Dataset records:
....................

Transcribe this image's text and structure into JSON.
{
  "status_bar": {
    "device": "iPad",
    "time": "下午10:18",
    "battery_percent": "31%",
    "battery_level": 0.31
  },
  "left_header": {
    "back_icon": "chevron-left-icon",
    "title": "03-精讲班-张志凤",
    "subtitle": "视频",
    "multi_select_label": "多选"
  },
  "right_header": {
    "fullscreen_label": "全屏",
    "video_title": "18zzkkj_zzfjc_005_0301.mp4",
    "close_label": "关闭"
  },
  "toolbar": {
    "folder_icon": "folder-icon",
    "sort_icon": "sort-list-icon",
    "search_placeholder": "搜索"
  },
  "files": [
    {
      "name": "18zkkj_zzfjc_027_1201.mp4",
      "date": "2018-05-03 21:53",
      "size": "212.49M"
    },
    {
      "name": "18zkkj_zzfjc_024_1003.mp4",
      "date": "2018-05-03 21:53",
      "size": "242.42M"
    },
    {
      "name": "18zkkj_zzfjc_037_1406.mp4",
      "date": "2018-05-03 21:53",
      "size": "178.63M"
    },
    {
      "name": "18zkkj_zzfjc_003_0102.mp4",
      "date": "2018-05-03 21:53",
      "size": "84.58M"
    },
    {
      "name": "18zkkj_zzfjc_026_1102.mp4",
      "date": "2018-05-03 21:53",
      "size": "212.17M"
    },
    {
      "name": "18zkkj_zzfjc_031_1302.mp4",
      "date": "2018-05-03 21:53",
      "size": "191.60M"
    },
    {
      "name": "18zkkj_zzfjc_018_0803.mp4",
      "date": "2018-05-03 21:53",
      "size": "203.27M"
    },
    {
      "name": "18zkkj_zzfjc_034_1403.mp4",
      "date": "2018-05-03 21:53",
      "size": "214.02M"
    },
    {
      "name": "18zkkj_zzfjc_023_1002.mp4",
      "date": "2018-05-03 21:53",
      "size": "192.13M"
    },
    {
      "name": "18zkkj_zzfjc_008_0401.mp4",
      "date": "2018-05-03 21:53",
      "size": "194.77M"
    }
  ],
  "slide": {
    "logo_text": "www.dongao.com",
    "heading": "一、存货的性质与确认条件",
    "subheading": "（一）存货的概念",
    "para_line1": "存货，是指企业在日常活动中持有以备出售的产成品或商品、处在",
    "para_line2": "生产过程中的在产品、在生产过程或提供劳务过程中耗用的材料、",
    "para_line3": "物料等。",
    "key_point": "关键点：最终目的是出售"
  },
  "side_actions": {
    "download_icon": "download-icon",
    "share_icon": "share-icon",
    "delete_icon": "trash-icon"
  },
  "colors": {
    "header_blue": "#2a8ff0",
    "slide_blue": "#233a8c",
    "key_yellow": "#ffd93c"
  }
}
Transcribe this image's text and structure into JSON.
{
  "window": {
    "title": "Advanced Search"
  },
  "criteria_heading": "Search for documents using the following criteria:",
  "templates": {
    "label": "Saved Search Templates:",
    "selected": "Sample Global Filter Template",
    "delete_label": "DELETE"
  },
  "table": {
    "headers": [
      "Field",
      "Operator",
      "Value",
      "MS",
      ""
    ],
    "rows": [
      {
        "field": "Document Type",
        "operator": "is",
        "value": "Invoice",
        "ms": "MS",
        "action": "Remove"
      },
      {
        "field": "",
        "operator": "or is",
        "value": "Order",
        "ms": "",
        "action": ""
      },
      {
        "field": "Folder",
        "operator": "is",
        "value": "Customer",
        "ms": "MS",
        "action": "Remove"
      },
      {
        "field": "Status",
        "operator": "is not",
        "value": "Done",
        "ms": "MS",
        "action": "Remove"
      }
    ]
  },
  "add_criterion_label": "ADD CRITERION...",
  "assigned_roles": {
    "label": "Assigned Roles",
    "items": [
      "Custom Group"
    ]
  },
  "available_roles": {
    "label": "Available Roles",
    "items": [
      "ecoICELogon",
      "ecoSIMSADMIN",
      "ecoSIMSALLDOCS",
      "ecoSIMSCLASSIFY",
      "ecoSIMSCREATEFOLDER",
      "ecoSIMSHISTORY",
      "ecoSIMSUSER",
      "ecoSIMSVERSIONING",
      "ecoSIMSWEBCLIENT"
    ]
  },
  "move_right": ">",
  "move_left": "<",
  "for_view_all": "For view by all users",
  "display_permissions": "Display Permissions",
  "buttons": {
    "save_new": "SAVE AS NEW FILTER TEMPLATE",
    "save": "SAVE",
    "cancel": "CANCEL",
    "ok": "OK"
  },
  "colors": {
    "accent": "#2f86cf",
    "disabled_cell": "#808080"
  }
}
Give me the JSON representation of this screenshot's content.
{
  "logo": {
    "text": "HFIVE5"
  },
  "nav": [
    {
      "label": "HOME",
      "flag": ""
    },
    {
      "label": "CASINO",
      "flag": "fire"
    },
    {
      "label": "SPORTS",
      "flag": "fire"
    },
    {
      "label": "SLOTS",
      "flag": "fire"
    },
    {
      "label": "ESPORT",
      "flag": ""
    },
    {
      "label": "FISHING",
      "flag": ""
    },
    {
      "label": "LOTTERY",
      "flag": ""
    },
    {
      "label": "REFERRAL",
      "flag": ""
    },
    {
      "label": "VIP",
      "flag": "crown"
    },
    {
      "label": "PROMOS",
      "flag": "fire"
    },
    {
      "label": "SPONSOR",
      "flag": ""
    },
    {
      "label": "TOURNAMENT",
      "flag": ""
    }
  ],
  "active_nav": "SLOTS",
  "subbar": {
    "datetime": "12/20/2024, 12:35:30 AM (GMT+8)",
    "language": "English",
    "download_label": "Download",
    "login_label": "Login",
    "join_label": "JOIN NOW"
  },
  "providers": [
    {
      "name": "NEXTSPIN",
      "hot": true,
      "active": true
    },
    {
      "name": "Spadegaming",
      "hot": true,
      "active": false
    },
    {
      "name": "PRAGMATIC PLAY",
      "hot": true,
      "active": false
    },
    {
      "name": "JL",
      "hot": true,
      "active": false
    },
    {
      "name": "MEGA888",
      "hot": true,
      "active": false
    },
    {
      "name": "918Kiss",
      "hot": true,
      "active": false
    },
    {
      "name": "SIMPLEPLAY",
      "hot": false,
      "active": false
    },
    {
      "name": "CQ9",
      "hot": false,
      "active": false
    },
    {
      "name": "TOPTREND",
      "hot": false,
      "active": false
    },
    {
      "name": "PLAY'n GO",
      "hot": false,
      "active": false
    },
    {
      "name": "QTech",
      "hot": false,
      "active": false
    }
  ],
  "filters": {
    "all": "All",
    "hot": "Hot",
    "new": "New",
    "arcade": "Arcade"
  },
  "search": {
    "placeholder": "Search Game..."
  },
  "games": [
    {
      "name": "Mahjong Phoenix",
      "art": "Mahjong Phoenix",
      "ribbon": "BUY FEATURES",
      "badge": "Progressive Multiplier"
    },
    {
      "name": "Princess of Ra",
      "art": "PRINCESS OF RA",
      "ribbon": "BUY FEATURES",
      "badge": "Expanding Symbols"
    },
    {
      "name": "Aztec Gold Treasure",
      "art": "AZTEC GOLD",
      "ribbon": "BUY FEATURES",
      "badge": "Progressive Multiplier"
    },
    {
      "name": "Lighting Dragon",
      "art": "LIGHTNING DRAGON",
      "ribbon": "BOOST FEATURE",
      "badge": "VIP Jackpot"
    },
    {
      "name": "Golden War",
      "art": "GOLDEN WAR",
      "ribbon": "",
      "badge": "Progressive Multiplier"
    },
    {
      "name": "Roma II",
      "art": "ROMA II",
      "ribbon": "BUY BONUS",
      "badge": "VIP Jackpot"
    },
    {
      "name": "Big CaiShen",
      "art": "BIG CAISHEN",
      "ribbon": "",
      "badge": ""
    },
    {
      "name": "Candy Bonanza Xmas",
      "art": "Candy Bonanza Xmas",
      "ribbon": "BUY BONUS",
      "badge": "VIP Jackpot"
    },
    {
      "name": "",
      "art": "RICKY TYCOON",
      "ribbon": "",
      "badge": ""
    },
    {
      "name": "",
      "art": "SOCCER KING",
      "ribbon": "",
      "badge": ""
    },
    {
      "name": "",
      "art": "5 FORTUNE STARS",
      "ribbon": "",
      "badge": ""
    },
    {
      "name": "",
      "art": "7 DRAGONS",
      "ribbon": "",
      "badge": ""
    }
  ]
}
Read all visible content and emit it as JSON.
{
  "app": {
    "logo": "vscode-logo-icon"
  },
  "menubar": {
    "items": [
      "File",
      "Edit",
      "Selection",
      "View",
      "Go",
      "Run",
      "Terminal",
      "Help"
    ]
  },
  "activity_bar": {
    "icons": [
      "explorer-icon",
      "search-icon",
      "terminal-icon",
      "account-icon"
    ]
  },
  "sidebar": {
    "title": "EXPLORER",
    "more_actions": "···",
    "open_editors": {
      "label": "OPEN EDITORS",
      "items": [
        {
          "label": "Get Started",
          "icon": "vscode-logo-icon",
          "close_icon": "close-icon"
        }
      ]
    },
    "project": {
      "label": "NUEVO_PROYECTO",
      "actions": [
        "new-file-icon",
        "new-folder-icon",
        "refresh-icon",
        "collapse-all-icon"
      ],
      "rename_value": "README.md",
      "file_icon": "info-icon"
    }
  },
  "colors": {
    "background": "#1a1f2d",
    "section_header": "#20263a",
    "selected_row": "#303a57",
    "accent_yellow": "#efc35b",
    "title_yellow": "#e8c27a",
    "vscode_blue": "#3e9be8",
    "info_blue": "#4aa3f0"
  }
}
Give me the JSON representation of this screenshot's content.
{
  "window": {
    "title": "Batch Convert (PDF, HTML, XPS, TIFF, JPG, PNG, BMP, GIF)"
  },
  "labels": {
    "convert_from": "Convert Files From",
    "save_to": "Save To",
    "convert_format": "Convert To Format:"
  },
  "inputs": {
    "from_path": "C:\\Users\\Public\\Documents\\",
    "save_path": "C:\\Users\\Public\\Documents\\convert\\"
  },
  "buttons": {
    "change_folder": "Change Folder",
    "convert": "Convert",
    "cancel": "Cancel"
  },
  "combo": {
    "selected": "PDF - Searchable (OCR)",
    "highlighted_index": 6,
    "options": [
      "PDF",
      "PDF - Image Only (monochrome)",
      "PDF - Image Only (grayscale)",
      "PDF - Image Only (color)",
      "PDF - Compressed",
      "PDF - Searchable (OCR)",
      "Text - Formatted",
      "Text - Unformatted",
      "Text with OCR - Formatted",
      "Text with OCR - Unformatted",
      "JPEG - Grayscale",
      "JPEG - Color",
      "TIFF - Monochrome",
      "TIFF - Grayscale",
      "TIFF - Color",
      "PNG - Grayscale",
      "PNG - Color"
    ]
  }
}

....................

### THE EXERCISE
From the data, collect all lines where the string "size" appears.

### WRITTEN ANSWER
      "size": "212.49M"
      "size": "242.42M"
      "size": "178.63M"
      "size": "84.58M"
      "size": "212.17M"
      "size": "191.60M"
      "size": "203.27M"
      "size": "214.02M"
      "size": "192.13M"
      "size": "194.77M"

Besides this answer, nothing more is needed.